## START Extracted data
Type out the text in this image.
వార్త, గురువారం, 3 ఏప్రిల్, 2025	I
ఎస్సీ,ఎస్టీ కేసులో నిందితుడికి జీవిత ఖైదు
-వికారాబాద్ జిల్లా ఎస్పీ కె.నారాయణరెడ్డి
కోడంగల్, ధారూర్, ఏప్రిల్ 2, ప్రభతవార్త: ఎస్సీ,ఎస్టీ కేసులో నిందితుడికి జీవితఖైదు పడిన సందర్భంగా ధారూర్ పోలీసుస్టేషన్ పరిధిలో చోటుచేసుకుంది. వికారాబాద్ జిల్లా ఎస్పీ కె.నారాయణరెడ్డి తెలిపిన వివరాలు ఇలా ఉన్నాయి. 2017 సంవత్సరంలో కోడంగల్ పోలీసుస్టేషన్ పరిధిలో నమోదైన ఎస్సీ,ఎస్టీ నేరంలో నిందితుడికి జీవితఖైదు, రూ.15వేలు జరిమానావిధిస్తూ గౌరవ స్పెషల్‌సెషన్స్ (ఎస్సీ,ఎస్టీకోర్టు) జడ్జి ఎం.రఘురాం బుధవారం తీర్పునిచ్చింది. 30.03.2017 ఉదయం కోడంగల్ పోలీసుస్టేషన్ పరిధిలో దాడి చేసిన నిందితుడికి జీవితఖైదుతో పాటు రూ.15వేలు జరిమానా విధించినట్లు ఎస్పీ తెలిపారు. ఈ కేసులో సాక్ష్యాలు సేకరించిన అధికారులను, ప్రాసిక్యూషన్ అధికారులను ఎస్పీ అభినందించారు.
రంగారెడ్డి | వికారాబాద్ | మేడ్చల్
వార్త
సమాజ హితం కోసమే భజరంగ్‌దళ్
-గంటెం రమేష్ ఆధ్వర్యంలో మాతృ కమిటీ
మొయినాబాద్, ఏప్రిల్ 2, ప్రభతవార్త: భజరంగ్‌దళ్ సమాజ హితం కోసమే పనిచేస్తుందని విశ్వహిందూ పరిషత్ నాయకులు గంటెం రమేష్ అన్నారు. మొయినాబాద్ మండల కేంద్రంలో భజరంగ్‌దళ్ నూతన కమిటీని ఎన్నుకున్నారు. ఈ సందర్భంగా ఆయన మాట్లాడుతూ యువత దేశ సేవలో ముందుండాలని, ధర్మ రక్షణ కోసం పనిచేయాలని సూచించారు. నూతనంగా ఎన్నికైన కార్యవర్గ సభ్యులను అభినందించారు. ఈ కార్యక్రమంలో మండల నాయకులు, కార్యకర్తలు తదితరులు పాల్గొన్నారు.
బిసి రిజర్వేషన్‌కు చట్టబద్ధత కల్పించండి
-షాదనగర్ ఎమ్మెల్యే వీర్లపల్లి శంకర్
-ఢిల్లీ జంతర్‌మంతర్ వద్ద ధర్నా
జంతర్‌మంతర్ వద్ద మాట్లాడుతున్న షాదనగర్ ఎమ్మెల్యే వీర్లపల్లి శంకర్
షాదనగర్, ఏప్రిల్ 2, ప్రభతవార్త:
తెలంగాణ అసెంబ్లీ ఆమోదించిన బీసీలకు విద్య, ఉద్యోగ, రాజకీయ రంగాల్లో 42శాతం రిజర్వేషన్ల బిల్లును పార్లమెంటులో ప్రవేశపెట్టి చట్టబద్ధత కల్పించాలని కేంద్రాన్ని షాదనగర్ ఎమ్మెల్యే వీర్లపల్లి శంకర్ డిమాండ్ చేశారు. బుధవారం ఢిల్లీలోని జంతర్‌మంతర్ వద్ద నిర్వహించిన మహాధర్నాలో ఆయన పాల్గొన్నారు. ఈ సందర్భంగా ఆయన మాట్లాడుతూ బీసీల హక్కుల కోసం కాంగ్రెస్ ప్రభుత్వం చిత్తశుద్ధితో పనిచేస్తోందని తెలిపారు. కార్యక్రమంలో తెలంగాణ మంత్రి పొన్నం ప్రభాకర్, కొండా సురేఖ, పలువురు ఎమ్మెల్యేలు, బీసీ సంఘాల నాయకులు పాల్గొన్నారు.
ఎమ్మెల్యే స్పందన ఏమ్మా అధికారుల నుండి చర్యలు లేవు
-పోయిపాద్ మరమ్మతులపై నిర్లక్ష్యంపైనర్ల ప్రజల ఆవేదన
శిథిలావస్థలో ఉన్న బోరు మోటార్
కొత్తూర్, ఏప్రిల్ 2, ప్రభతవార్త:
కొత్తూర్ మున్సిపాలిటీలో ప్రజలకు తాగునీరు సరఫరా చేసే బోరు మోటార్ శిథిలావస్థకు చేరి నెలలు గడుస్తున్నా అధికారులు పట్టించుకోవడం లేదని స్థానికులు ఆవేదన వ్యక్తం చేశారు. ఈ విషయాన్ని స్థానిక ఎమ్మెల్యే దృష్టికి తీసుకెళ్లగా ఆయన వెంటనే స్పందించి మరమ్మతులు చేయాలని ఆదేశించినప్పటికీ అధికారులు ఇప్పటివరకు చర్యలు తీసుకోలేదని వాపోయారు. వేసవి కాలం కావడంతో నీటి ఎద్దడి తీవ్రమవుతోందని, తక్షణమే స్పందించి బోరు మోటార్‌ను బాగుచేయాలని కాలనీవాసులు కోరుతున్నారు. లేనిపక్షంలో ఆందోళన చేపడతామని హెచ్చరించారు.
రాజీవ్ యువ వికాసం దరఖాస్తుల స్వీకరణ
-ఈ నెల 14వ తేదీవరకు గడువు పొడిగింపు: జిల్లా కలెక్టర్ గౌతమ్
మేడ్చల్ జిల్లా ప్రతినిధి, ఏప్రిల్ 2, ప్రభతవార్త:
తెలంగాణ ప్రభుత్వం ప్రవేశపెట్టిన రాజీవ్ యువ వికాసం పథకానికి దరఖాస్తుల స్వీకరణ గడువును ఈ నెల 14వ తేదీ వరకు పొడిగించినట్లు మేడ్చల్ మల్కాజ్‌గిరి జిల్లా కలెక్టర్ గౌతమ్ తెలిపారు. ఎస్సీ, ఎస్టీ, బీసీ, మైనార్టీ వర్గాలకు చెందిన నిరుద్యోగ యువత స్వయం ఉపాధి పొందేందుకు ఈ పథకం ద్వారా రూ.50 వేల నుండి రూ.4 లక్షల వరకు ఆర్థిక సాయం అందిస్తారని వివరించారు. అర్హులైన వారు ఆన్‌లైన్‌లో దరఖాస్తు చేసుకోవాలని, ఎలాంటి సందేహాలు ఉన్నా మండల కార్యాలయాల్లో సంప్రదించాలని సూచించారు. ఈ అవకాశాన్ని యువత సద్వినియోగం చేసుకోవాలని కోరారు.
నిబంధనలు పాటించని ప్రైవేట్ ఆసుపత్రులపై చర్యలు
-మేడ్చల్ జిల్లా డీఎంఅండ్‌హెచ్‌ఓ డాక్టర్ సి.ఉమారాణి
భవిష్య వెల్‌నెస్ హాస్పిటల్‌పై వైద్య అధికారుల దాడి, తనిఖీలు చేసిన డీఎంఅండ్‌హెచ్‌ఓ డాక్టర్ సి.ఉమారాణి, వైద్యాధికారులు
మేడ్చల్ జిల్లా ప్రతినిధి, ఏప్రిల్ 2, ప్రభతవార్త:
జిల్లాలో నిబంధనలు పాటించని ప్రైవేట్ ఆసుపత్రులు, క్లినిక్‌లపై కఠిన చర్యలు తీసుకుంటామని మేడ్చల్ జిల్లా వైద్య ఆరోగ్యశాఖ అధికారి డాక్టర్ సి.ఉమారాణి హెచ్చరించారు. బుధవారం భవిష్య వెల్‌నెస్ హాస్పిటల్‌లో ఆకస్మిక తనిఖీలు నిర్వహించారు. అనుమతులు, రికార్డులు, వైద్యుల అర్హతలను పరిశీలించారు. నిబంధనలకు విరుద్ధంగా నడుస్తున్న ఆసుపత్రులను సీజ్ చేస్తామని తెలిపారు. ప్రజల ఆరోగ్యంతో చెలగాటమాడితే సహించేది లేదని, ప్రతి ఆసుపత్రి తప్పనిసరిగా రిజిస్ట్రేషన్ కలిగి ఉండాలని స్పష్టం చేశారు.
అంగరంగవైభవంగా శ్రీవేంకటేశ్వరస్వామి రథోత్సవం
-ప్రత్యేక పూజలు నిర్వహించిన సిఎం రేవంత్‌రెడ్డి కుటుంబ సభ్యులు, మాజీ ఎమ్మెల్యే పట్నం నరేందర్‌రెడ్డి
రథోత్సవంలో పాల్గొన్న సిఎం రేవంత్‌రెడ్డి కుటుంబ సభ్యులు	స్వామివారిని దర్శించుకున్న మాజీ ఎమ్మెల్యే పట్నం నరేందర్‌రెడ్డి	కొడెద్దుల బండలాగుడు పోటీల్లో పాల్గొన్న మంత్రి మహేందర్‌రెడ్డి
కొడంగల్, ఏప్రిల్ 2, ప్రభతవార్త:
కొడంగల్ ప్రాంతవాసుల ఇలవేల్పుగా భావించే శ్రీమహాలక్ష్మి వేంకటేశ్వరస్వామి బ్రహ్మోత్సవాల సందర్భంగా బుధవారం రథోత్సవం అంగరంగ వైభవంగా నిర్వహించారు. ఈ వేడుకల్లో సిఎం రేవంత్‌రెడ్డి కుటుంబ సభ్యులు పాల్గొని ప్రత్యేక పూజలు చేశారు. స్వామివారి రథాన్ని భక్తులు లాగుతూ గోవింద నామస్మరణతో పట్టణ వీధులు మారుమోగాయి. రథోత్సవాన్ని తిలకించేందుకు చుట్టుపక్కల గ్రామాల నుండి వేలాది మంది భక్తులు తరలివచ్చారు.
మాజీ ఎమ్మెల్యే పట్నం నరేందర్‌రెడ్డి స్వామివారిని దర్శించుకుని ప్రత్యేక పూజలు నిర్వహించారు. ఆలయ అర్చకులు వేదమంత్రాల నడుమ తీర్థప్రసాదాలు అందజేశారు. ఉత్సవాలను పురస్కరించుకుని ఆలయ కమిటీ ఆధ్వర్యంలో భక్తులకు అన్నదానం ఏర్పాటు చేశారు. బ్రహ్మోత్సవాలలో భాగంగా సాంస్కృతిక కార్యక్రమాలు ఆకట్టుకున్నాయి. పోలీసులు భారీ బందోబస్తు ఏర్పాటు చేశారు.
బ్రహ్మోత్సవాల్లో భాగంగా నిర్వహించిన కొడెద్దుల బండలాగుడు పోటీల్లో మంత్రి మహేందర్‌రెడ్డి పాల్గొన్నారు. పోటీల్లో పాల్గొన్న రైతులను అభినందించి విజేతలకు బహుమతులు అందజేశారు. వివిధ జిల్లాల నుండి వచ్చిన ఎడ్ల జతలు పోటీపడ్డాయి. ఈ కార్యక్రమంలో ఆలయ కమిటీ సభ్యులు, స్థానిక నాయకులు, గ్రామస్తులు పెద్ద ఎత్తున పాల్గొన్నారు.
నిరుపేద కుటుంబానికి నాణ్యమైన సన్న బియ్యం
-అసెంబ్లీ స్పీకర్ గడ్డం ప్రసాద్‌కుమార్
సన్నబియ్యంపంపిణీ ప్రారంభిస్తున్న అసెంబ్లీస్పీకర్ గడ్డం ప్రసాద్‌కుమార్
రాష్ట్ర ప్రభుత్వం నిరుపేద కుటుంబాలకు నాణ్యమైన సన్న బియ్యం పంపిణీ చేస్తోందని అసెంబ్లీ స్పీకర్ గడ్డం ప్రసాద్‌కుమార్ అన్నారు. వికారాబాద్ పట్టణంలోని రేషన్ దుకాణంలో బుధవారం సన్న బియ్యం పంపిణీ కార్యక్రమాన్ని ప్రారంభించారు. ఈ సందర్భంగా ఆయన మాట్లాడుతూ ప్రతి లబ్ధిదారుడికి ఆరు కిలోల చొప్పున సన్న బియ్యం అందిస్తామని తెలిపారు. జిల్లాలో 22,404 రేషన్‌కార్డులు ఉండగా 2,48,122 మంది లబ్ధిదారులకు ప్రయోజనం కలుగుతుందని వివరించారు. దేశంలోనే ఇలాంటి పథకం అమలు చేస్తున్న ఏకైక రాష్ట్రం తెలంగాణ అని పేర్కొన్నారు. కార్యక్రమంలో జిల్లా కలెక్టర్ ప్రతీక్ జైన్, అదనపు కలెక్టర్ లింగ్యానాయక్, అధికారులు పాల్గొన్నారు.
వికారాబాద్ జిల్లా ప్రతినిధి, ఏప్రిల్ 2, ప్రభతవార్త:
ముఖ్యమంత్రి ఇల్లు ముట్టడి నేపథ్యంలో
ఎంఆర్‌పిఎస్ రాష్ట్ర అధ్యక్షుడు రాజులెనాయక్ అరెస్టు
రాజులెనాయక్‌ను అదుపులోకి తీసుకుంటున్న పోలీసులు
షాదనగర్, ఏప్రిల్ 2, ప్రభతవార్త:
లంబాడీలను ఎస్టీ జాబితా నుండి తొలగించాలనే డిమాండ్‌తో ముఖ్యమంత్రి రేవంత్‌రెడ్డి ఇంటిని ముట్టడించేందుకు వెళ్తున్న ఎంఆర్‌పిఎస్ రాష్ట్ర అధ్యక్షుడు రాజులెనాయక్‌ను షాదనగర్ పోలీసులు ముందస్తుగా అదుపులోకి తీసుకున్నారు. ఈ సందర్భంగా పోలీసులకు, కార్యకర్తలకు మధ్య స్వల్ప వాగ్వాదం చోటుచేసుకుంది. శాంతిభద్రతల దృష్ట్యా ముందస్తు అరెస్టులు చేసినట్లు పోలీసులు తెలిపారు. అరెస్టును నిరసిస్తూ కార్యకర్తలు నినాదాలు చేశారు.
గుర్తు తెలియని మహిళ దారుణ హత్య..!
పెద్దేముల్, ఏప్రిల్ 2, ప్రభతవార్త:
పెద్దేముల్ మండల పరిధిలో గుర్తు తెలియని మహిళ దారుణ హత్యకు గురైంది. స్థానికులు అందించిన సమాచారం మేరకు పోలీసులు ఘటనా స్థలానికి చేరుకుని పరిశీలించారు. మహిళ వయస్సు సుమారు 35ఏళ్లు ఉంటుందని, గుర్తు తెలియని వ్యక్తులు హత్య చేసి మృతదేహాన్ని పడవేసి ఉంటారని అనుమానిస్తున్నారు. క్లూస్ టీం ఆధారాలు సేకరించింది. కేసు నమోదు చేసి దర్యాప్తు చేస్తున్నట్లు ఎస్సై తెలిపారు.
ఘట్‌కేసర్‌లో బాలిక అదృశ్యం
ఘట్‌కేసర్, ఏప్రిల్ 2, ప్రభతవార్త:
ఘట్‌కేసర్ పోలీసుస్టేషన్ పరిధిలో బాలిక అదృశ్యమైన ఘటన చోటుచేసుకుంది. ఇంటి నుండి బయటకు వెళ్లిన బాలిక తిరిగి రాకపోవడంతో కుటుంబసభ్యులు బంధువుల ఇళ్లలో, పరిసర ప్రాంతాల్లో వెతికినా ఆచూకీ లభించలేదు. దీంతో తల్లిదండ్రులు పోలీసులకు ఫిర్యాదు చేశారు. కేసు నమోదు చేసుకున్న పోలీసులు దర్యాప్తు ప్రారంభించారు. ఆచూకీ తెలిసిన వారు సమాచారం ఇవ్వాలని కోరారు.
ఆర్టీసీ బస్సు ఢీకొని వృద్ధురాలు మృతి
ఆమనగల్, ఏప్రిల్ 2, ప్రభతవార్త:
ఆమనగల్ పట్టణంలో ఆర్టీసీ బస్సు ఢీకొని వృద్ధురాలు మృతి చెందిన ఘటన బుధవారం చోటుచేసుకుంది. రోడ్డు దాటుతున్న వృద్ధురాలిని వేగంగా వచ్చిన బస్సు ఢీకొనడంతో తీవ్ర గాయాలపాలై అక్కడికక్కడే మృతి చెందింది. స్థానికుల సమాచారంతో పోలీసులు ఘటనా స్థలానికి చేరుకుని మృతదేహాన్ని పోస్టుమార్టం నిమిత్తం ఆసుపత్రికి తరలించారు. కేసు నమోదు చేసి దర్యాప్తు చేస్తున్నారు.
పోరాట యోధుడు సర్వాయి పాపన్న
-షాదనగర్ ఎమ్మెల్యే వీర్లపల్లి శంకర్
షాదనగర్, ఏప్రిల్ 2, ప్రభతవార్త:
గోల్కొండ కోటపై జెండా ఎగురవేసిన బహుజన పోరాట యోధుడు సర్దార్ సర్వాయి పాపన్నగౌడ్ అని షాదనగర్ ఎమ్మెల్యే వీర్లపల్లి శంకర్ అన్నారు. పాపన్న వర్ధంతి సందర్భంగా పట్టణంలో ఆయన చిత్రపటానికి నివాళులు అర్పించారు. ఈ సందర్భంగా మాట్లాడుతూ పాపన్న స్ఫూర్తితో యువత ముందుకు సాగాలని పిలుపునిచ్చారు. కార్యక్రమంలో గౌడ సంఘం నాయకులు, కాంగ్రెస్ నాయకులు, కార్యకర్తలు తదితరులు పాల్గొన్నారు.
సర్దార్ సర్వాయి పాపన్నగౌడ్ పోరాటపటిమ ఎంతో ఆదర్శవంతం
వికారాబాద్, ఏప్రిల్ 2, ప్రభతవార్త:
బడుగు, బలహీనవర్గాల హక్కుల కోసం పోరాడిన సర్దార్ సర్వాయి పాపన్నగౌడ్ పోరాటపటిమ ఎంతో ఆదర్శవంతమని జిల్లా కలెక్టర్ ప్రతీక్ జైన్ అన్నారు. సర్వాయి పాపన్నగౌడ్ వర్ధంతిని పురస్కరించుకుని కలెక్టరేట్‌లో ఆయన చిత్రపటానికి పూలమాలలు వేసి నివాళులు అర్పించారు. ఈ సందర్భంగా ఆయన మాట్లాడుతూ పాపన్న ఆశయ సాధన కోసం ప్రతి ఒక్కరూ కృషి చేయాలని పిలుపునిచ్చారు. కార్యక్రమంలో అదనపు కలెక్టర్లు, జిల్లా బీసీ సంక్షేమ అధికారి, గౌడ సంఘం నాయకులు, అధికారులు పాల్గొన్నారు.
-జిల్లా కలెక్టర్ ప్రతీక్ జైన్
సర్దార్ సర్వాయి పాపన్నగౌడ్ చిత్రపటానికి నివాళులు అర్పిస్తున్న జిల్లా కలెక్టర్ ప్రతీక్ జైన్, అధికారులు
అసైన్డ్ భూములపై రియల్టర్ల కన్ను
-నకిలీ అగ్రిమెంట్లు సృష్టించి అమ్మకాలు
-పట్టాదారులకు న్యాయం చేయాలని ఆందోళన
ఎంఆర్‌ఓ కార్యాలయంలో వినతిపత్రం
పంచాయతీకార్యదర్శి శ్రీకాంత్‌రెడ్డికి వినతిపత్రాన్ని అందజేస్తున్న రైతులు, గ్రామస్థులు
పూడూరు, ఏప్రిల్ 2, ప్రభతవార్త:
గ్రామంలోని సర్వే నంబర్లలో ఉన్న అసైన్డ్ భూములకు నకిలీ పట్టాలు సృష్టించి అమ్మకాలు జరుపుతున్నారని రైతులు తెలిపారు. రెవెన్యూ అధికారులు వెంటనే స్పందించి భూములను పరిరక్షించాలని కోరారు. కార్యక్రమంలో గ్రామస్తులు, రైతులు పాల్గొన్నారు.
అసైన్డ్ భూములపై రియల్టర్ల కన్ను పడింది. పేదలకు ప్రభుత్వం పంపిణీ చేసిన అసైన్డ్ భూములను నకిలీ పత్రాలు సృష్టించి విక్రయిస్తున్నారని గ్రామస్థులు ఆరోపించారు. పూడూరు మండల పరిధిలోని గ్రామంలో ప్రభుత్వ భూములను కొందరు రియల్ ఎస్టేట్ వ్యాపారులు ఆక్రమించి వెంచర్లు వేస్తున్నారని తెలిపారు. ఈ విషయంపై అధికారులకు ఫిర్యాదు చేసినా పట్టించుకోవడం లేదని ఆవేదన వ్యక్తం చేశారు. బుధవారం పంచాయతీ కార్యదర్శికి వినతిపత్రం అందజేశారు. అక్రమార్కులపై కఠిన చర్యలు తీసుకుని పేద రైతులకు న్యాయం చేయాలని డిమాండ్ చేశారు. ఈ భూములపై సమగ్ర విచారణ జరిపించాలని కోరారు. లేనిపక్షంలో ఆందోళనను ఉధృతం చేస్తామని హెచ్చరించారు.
## END Extracted data
**What is being asked**: Say how many lines above hold the word "ఆమనగల", giving only the count.

**Exercise solution**: 2